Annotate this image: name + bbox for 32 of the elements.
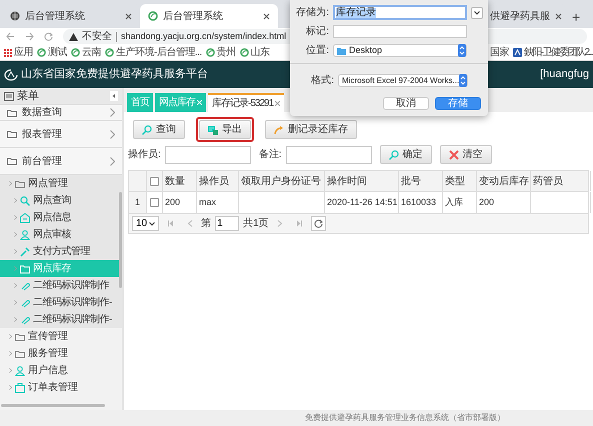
user-name: [huangfug xyxy=(540,67,589,82)
field-label: 格式: xyxy=(310,74,334,88)
column-header: 类型 xyxy=(443,171,477,191)
table-cell-text: max xyxy=(199,196,216,209)
table-cell-text: 2020-11-26 14:51 xyxy=(327,196,398,209)
column-header: 批号 xyxy=(399,171,443,191)
tab-title: 后台管理系统 xyxy=(25,10,86,24)
row-number: 1 xyxy=(129,192,147,213)
url-text: shandong.yacju.org.cn/system/index.html xyxy=(121,30,286,43)
table-cell-text: 1610033 xyxy=(401,196,436,209)
page-label: 第 xyxy=(201,217,212,231)
field-label: 存储为: xyxy=(295,6,329,20)
footer-text: 免费提供避孕药具服务管理业务信息系统（省市部署版） xyxy=(0,410,593,426)
field-label: 操作员: xyxy=(128,148,161,162)
page-total: 共1页 xyxy=(243,216,269,231)
table-cell-text: 200 xyxy=(479,196,494,209)
column-header: 操作时间 xyxy=(325,171,399,191)
column-header: 领取用户身份证号 xyxy=(239,171,325,191)
sidebar-title: 菜单 xyxy=(17,88,40,104)
app-title: 山东省国家免费提供避孕药具服务平台 xyxy=(21,66,208,82)
field-label: 备注: xyxy=(258,148,282,162)
table-cell-text: 200 xyxy=(165,196,180,209)
tab-title: 后台管理系统 xyxy=(163,10,224,24)
field-label: 位置: xyxy=(305,44,329,58)
column-header: 药管员 xyxy=(531,171,591,191)
tab-title: 供避孕药具服 xyxy=(490,10,550,24)
table-cell-text: 入库 xyxy=(445,196,463,209)
field-label: 标记: xyxy=(305,24,329,39)
column-header: 操作员 xyxy=(197,171,239,191)
security-label: 不安全 xyxy=(82,30,112,44)
column-header: 数量 xyxy=(163,171,197,191)
column-header: 变动后库存 xyxy=(477,171,531,191)
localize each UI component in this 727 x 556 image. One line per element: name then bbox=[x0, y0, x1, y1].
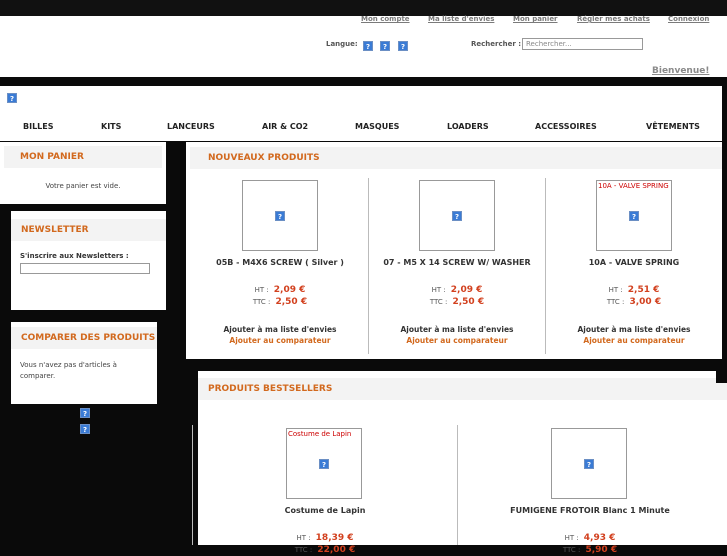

### Direction
Give every line of the material above as a JSON list of strings, one string per line, with blank lines and the picture lines left out.

### Expected output
[
  "Annotate this image: name + bbox for 32 of the elements.",
  "user-name: [huangfug xyxy=(540,67,589,82)",
  "field-label: 格式: xyxy=(310,74,334,88)",
  "column-header: 类型 xyxy=(443,171,477,191)",
  "table-cell-text: max xyxy=(199,196,216,209)",
  "table-cell-text: 2020-11-26 14:51 xyxy=(327,196,398,209)",
  "column-header: 批号 xyxy=(399,171,443,191)",
  "tab-title: 后台管理系统 xyxy=(25,10,86,24)",
  "row-number: 1 xyxy=(129,192,147,213)",
  "url-text: shandong.yacju.org.cn/system/index.html xyxy=(121,30,286,43)",
  "table-cell-text: 1610033 xyxy=(401,196,436,209)",
  "page-label: 第 xyxy=(201,217,212,231)",
  "field-label: 存储为: xyxy=(295,6,329,20)",
  "footer-text: 免费提供避孕药具服务管理业务信息系统（省市部署版） xyxy=(0,410,593,426)",
  "field-label: 操作员: xyxy=(128,148,161,162)",
  "page-total: 共1页 xyxy=(243,216,269,231)",
  "table-cell-text: 200 xyxy=(479,196,494,209)",
  "column-header: 操作时间 xyxy=(325,171,399,191)",
  "column-header: 领取用户身份证号 xyxy=(239,171,325,191)",
  "sidebar-title: 菜单 xyxy=(17,88,40,104)",
  "app-title: 山东省国家免费提供避孕药具服务平台 xyxy=(21,66,208,82)",
  "field-label: 备注: xyxy=(258,148,282,162)",
  "table-cell-text: 200 xyxy=(165,196,180,209)",
  "tab-title: 后台管理系统 xyxy=(163,10,224,24)",
  "field-label: 位置: xyxy=(305,44,329,58)",
  "column-header: 药管员 xyxy=(531,171,591,191)",
  "tab-title: 供避孕药具服 xyxy=(490,10,550,24)",
  "table-cell-text: 入库 xyxy=(445,196,463,209)",
  "field-label: 标记: xyxy=(305,24,329,39)",
  "column-header: 操作员 xyxy=(197,171,239,191)",
  "security-label: 不安全 xyxy=(82,30,112,44)",
  "column-header: 数量 xyxy=(163,171,197,191)",
  "column-header: 变动后库存 xyxy=(477,171,531,191)",
  "localize each UI component in this 727 x 556 image. One line per element: name then bbox=[x0, y0, x1, y1]."
]